▶ _GIVEN PROBLEM_
Collect every line that includes the string "text".

**********

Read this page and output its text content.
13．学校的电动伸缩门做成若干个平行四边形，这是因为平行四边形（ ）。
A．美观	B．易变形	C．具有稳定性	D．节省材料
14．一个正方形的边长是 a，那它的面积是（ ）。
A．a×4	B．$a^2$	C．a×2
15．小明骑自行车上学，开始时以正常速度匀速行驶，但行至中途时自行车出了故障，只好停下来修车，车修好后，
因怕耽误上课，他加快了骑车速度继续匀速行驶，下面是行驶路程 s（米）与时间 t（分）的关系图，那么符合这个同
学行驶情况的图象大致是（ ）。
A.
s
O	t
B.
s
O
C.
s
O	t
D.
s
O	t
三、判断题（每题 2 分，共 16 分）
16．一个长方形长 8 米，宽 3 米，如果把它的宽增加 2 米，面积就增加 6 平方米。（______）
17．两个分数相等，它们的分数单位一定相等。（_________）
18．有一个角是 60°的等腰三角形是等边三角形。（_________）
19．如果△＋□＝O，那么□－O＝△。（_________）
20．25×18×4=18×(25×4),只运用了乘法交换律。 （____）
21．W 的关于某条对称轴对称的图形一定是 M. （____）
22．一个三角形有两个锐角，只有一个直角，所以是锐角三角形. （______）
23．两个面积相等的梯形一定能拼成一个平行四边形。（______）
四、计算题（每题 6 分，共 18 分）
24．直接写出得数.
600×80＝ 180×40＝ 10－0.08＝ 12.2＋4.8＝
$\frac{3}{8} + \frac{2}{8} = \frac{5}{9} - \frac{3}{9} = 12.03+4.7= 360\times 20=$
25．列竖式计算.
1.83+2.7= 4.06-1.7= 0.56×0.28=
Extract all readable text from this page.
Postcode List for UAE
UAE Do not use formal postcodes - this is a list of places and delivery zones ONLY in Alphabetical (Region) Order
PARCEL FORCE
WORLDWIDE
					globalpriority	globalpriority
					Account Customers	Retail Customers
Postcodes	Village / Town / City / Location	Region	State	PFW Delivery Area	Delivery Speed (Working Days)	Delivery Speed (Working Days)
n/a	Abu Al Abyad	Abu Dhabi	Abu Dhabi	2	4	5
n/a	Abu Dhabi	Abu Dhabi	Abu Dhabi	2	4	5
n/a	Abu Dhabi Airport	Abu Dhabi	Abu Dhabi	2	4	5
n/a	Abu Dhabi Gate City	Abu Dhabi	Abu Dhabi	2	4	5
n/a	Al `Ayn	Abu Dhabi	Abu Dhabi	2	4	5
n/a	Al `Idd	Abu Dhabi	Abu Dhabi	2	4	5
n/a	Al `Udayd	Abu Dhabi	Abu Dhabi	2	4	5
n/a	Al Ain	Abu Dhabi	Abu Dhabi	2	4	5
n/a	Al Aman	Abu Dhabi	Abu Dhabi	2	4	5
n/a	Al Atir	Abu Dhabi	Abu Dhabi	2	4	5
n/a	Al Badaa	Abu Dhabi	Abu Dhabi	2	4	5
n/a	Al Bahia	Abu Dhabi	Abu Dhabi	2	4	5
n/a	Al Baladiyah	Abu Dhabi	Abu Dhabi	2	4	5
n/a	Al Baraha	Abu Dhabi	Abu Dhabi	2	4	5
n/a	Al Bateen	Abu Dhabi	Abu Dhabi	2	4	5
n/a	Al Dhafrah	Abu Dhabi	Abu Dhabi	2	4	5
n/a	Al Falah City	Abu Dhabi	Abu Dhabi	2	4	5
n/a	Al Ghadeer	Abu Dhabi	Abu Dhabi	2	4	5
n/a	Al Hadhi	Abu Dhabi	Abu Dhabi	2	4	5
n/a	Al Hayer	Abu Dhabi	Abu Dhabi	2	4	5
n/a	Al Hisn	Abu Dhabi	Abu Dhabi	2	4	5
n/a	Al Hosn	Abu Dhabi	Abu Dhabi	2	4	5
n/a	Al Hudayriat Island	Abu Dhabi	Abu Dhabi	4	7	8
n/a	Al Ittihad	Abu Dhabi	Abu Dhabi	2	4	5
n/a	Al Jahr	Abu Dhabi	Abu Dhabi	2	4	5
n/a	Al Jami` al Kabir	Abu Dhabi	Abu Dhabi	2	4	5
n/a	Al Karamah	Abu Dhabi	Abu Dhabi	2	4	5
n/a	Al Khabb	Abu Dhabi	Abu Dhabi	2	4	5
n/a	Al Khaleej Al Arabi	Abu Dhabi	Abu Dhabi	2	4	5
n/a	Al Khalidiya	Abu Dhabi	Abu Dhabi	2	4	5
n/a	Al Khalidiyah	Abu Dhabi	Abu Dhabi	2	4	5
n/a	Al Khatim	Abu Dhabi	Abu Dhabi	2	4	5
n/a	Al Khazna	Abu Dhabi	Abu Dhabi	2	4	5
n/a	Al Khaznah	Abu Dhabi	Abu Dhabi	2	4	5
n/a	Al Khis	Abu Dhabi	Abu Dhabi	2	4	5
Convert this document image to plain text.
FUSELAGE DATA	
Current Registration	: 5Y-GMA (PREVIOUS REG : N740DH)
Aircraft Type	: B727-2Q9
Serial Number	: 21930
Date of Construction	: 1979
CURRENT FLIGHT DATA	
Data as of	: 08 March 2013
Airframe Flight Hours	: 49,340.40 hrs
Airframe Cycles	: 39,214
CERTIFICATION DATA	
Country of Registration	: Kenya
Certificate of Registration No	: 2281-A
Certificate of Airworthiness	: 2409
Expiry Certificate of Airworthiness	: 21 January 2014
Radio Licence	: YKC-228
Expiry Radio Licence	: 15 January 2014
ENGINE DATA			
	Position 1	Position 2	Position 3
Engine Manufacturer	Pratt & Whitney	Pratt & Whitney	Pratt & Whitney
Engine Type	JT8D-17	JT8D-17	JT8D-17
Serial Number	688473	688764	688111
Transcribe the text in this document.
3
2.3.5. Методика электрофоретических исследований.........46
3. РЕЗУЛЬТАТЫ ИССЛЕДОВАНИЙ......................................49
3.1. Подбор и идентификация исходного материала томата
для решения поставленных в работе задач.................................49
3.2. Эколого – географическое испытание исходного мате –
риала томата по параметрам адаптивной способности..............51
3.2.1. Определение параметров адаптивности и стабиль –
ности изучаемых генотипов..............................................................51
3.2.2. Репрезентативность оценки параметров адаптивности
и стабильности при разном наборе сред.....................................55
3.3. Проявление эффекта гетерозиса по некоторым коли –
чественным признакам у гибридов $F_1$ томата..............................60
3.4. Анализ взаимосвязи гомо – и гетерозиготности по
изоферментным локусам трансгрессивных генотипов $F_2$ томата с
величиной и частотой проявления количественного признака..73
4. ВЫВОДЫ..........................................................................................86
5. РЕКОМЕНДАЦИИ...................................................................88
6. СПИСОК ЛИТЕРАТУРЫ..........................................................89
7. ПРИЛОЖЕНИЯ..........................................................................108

**********

▶ _RESULT OF THIS TASK_
Read this page and output its text content.
Extract all readable text from this page.
Convert this document image to plain text.
Transcribe the text in this document.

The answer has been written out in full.